**Instruction:**
Filter the records for lines holding the string "JSON".

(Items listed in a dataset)
□ □ □ □

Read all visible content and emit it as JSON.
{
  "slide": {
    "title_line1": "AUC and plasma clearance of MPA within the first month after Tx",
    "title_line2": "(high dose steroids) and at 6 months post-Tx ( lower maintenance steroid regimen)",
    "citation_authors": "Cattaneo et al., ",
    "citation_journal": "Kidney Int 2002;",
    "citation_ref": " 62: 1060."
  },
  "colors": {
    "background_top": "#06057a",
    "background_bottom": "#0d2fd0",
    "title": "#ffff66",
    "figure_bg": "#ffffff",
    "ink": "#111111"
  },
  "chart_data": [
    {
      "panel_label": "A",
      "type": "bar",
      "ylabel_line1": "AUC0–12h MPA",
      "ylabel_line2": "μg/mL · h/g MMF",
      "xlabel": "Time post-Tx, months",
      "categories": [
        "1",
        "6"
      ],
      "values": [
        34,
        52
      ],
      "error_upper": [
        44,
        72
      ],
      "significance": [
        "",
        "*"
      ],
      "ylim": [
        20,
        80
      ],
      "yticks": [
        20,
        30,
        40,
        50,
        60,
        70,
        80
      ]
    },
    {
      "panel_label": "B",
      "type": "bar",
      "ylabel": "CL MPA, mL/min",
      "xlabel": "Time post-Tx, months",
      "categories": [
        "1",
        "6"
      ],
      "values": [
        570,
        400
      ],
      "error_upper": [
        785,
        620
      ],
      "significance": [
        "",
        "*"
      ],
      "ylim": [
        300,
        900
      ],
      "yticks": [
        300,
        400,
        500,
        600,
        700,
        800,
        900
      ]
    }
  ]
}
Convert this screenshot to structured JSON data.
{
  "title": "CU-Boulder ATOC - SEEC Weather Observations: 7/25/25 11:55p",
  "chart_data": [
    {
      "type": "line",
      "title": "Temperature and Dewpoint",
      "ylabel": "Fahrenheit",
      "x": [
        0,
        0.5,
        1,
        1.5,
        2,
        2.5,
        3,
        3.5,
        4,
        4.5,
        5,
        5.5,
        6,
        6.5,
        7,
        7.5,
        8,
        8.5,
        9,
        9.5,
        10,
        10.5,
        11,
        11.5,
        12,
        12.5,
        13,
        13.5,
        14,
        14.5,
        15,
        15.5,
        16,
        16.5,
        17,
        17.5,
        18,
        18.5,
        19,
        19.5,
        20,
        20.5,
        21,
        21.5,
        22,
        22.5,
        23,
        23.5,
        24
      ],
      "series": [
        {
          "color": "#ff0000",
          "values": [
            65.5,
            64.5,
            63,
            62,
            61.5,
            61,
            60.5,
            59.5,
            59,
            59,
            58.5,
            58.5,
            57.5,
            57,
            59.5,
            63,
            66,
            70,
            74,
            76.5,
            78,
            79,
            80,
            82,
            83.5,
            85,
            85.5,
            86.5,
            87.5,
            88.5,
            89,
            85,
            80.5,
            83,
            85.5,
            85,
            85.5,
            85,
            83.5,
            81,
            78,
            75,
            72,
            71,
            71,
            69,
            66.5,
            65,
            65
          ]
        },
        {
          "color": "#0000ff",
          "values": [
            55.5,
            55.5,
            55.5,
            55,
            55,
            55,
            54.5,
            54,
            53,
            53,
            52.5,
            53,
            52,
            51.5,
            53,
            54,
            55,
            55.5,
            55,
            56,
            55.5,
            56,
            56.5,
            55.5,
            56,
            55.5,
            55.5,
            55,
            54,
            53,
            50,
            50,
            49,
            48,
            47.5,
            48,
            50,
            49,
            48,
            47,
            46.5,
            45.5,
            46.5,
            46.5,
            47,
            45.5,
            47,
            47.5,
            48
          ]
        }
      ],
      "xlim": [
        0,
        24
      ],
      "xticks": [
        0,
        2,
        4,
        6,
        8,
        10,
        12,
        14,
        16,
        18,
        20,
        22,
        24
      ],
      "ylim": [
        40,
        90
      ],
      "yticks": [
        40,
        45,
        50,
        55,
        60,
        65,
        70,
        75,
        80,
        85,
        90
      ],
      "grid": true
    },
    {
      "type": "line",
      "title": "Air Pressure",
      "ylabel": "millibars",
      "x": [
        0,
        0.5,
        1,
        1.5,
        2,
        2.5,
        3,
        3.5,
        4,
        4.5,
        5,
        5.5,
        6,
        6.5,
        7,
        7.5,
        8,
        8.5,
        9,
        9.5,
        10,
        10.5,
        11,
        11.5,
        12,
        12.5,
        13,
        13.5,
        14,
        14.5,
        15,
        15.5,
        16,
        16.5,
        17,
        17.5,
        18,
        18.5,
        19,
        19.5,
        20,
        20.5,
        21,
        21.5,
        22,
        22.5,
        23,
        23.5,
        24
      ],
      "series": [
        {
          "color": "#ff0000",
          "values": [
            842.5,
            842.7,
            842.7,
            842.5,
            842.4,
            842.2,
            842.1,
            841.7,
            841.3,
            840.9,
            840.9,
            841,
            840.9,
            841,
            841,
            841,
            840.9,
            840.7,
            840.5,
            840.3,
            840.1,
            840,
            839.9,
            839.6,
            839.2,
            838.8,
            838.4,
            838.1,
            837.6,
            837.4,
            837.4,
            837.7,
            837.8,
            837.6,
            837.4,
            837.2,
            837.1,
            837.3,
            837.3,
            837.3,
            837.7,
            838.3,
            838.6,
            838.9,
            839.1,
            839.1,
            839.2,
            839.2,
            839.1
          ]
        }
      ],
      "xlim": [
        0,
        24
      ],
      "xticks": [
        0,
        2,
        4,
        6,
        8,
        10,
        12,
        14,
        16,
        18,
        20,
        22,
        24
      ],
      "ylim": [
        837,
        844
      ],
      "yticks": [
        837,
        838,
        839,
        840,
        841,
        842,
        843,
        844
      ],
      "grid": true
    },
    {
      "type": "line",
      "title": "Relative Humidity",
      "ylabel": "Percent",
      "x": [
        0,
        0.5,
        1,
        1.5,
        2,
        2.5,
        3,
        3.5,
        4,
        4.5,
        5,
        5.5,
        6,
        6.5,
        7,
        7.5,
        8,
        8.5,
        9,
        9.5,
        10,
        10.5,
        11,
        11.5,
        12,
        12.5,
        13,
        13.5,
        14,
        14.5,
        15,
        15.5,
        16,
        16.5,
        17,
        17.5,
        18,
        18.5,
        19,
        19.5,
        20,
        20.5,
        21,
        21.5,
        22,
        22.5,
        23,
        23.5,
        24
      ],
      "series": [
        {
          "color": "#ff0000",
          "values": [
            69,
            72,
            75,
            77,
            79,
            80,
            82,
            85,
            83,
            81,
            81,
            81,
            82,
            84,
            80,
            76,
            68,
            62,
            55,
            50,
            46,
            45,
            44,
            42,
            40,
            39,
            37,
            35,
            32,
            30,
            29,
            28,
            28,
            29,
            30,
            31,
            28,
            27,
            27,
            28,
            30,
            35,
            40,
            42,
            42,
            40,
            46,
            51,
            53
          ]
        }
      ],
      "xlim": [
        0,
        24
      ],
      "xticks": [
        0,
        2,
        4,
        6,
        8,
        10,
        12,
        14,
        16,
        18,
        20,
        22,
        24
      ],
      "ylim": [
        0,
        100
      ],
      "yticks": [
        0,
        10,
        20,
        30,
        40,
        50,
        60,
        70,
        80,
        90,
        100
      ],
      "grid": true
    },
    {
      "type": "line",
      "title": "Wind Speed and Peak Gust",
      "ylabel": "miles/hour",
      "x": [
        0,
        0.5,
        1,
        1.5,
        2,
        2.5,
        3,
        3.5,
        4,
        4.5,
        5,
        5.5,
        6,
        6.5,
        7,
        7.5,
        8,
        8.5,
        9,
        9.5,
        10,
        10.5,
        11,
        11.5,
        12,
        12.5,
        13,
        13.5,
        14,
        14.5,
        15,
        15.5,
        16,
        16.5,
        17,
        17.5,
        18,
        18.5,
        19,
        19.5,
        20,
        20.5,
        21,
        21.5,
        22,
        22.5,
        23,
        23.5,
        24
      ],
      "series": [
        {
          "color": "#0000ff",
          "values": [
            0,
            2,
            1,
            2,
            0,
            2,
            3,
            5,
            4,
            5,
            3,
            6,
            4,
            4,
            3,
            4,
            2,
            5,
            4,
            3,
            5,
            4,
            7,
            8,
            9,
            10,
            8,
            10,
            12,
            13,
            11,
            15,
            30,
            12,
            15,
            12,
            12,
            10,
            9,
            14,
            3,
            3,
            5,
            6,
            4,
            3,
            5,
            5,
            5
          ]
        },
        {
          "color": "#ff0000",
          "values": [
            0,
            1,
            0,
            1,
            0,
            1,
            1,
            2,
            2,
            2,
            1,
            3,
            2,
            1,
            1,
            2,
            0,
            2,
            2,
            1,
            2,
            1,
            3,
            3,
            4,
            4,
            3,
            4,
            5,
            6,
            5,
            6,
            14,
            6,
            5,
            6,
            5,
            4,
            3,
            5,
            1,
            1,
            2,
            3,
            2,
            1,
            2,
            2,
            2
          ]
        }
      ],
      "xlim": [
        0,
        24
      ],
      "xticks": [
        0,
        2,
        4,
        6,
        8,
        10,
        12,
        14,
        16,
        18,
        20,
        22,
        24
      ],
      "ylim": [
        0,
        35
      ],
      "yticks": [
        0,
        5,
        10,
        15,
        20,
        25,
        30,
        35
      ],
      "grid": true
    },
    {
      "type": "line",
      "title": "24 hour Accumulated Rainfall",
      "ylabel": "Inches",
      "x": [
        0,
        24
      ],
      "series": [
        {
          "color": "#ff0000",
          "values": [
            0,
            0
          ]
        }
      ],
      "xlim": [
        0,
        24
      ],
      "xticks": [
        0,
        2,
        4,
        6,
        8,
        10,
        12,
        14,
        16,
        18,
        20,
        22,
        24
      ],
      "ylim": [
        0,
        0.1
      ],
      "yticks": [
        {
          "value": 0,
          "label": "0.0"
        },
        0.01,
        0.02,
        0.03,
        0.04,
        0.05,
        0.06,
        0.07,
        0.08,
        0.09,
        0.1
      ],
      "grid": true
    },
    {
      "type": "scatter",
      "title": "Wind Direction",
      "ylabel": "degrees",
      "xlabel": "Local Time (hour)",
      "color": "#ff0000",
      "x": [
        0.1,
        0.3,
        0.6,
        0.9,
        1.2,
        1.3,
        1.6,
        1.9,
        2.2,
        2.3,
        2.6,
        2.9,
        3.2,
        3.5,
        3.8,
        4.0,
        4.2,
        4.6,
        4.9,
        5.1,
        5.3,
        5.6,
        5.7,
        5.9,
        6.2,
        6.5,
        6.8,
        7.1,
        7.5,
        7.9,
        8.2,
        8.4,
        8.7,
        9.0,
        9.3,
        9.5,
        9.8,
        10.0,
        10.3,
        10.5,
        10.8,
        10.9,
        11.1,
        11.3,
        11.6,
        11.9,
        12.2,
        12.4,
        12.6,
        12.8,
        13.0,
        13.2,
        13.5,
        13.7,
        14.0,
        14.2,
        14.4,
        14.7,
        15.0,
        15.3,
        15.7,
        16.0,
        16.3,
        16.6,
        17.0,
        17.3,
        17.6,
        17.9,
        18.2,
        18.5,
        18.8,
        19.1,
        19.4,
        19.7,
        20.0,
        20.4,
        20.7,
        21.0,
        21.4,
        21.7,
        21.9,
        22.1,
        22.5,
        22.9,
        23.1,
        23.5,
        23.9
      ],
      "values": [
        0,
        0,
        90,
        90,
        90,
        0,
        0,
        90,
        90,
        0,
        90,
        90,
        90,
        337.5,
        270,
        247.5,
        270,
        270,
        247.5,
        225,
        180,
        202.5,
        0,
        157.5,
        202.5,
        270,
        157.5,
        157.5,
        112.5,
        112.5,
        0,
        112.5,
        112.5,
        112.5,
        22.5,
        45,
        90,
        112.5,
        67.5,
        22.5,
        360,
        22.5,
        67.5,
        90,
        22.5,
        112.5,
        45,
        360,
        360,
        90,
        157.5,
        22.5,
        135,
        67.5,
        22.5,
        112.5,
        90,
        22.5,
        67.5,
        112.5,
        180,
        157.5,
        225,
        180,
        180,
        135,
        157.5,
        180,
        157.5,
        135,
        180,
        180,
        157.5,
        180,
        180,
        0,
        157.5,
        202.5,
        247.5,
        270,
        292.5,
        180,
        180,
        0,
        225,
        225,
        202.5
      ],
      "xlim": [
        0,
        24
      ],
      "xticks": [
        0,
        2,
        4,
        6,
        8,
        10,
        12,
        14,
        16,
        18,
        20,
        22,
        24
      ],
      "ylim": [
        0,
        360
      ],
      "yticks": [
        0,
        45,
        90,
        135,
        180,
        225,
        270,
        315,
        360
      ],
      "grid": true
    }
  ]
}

□ □ □ □

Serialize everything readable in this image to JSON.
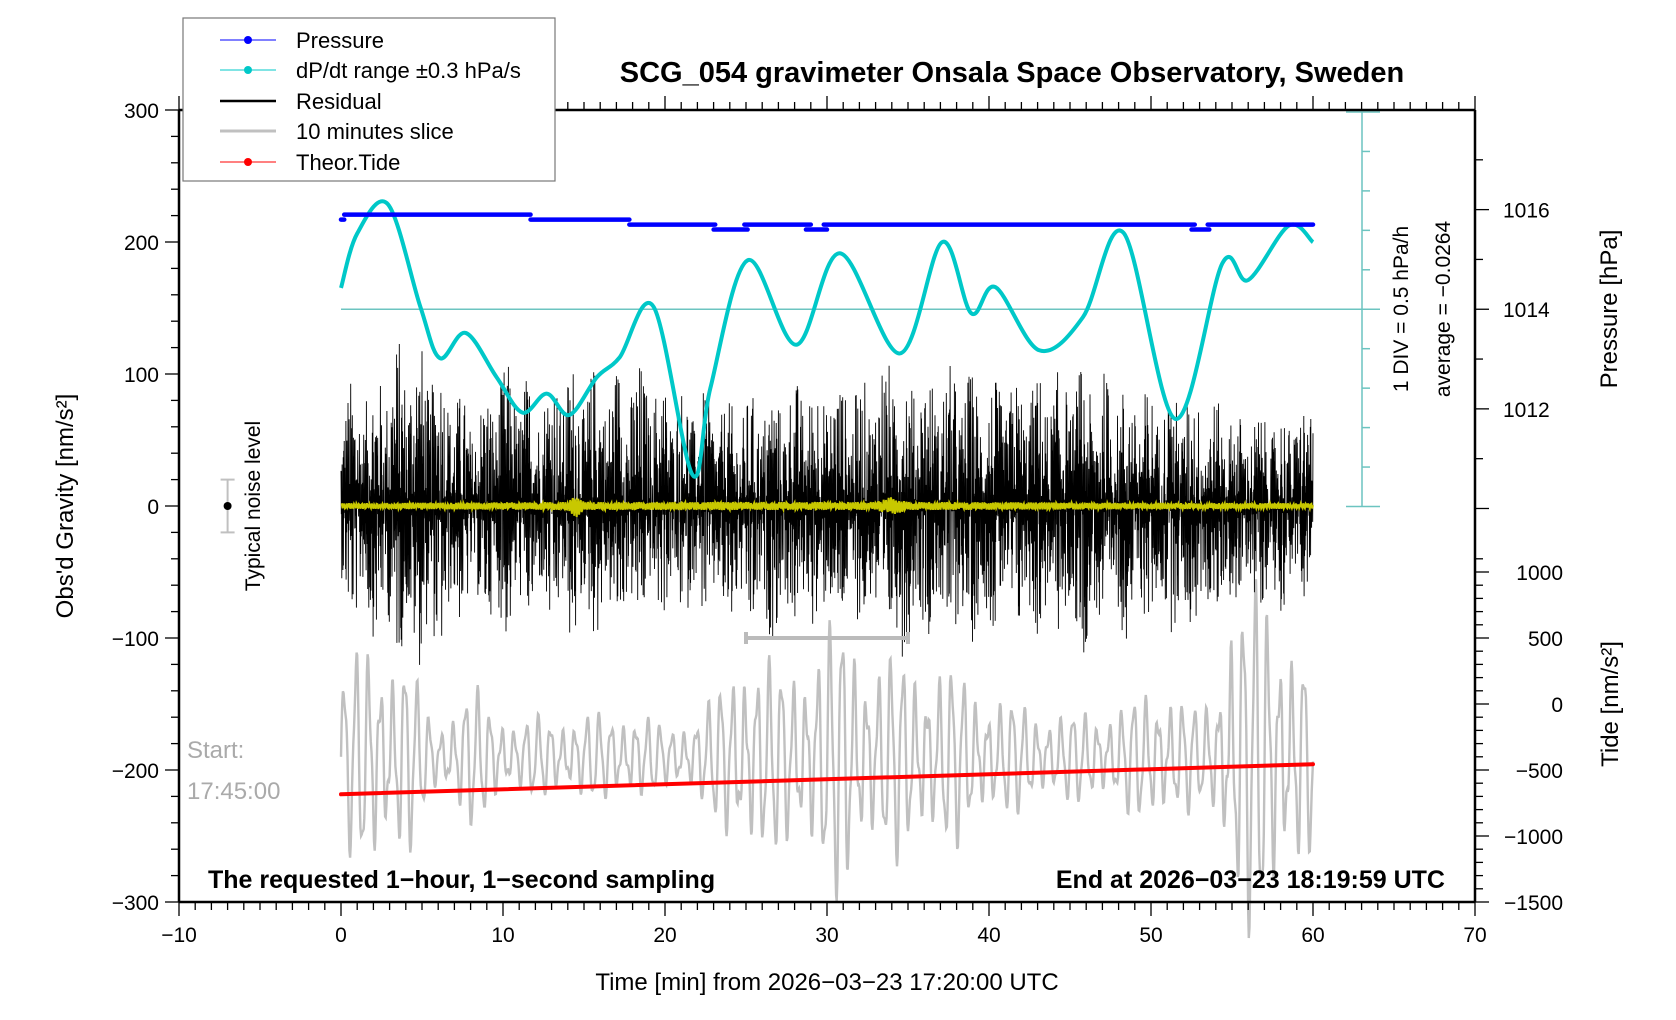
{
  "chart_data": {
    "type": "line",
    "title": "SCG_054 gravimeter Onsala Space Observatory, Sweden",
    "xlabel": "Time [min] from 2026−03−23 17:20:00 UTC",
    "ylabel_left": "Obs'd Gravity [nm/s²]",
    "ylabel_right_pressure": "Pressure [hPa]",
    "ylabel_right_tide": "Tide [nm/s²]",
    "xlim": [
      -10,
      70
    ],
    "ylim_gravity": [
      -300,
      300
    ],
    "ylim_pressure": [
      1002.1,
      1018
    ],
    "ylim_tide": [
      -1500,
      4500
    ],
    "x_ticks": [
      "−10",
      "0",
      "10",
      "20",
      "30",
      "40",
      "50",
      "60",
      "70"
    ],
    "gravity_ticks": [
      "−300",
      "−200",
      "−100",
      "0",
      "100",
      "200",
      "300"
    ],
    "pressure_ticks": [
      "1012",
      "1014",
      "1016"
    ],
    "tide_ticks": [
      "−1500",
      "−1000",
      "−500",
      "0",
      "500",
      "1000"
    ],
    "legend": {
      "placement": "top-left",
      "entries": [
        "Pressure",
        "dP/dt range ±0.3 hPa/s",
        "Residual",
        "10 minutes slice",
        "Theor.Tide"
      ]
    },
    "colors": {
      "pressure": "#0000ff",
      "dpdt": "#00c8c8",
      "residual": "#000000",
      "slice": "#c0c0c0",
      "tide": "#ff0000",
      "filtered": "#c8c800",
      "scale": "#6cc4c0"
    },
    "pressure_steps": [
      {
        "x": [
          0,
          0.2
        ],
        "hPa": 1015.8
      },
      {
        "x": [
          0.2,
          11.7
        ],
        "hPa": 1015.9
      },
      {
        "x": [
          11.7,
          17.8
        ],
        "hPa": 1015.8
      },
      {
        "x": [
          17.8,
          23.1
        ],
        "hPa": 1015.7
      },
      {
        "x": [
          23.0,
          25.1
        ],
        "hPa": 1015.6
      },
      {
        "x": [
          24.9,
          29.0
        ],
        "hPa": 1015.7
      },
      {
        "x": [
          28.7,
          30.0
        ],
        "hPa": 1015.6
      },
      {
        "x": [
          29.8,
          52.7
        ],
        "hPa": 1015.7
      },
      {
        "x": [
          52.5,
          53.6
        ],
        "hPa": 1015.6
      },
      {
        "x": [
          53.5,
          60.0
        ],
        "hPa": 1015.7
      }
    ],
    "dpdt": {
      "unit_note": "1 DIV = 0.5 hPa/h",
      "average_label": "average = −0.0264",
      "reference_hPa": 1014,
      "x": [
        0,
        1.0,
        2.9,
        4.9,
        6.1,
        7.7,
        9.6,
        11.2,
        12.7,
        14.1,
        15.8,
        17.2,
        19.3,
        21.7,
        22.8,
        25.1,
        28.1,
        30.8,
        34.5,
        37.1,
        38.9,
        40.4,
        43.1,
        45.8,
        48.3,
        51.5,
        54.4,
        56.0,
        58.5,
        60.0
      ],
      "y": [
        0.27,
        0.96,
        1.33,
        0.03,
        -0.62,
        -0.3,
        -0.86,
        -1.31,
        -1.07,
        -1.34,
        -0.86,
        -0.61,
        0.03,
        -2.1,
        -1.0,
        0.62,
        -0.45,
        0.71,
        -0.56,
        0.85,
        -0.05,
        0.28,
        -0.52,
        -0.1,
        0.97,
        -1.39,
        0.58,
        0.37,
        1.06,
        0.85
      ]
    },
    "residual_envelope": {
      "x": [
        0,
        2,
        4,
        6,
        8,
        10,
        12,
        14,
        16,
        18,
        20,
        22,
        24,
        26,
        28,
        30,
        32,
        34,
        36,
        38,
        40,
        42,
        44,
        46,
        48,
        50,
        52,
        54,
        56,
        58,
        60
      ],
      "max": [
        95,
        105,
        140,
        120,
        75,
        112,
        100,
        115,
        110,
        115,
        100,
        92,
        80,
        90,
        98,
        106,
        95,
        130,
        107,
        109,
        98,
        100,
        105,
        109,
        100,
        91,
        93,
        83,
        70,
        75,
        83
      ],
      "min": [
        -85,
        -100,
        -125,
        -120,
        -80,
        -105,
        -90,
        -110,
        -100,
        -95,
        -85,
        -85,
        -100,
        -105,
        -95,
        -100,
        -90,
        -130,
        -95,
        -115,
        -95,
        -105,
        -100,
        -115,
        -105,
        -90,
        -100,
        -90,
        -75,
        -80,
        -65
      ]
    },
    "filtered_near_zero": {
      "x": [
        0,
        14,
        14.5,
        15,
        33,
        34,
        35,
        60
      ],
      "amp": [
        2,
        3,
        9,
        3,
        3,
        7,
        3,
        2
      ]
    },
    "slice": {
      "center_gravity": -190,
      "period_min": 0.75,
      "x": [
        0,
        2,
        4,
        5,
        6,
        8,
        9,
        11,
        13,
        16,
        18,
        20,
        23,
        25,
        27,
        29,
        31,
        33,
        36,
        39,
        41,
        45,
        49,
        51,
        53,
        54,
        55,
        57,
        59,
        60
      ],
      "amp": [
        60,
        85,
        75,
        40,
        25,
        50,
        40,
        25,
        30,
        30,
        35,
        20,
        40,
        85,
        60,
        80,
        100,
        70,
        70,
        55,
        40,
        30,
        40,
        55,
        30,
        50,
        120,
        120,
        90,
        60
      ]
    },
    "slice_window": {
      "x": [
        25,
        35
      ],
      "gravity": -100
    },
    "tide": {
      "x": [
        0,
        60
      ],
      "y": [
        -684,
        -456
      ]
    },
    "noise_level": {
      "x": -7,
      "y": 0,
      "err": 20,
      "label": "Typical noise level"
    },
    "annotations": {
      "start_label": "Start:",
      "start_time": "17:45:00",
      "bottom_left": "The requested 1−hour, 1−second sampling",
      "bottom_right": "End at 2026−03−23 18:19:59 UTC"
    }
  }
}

□ □ □ □

**The reply:**
Read all visible content and emit it as JSON.
Convert this screenshot to structured JSON data.
Serialize everything readable in this image to JSON.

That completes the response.